----- Source material

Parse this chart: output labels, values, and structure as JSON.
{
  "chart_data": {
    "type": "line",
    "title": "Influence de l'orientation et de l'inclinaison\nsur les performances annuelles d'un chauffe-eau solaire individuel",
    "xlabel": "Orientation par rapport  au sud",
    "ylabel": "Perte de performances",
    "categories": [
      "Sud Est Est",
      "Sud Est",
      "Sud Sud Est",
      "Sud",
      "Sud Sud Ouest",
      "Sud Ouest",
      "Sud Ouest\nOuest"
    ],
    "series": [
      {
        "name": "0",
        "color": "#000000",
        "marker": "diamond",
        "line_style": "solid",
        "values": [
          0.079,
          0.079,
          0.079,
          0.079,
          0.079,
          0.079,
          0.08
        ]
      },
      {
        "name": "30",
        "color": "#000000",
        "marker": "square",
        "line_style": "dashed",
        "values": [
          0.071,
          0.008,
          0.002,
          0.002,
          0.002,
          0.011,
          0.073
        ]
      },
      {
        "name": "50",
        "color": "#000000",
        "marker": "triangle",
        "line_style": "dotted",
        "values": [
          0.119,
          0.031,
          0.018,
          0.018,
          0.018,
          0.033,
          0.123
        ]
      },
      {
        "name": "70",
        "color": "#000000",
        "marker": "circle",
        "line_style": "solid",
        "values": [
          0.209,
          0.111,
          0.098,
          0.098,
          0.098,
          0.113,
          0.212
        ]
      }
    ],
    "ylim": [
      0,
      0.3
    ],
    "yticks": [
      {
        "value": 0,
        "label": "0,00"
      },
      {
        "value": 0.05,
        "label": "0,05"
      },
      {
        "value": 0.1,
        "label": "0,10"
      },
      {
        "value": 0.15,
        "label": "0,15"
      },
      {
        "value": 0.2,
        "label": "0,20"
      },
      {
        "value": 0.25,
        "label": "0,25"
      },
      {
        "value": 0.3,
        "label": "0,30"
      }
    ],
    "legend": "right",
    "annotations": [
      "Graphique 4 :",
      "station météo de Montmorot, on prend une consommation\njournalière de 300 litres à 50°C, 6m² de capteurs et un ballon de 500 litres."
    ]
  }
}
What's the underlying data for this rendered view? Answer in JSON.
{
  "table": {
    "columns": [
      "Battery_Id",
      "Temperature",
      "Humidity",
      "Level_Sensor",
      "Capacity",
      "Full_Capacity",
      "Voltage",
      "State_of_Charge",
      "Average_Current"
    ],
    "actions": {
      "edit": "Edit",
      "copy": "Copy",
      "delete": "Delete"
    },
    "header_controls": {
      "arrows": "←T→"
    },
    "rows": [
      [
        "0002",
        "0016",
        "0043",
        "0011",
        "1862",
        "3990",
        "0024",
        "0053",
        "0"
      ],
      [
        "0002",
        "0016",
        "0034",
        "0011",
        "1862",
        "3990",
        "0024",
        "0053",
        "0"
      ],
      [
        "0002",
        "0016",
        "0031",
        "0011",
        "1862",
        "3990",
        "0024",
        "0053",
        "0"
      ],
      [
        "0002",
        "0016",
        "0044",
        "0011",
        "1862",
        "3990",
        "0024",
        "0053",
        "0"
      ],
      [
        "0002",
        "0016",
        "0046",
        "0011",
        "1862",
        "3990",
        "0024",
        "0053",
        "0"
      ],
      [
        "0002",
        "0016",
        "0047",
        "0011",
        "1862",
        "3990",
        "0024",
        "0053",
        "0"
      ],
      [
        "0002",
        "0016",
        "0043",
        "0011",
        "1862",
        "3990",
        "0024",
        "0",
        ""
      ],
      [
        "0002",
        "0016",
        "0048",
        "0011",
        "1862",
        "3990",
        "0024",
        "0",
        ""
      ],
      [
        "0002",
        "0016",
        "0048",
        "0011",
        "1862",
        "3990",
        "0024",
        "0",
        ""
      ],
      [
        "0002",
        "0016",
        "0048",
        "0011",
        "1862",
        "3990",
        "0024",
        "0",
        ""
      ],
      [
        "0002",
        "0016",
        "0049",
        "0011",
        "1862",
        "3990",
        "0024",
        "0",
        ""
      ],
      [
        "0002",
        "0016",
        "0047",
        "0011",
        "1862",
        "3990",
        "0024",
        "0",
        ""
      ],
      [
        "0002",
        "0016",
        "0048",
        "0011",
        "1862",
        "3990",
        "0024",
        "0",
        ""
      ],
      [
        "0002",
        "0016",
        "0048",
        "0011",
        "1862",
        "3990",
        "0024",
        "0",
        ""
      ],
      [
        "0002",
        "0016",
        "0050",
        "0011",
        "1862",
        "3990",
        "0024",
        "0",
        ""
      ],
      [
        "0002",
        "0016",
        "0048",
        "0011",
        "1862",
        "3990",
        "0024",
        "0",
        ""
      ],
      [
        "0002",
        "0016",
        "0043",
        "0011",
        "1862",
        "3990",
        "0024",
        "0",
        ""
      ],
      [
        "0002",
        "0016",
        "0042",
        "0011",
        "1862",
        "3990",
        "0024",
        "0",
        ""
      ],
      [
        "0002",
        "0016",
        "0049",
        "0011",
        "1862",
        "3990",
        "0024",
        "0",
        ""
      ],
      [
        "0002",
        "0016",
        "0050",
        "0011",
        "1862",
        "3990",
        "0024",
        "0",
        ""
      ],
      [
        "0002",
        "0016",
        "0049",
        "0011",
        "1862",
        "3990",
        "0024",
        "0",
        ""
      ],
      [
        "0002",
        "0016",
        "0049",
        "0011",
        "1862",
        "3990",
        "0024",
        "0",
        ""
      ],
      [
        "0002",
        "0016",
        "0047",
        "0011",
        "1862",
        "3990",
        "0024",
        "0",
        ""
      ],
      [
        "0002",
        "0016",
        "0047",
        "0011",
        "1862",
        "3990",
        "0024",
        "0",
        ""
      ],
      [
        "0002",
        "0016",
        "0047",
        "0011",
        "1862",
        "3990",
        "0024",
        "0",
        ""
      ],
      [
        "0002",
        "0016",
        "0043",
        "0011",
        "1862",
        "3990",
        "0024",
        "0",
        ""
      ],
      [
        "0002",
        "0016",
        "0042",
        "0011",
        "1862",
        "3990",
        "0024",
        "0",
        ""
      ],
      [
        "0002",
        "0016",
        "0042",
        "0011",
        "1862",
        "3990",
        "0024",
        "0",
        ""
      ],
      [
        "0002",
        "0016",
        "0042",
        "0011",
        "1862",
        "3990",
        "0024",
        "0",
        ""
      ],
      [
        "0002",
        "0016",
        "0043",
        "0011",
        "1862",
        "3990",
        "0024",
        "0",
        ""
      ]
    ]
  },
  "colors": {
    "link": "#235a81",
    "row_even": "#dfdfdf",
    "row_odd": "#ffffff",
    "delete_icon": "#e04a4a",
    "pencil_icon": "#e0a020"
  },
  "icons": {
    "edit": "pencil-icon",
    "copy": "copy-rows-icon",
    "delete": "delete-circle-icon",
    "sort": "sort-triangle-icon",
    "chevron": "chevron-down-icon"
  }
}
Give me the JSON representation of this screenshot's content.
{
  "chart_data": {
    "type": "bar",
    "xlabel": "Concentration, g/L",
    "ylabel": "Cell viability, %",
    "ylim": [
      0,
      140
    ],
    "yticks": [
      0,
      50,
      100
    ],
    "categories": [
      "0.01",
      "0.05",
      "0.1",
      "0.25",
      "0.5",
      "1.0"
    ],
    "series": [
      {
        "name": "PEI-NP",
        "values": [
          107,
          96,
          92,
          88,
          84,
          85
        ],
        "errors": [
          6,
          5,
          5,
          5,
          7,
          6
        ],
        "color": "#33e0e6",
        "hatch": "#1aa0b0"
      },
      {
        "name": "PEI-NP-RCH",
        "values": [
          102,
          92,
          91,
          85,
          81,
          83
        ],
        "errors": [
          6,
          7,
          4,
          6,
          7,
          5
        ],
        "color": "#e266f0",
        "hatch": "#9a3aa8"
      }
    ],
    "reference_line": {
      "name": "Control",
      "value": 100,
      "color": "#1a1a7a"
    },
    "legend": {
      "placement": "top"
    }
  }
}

----------

## Brief
The answer is a single number, the count of lines in the records that contain the string "performances".

## In response
2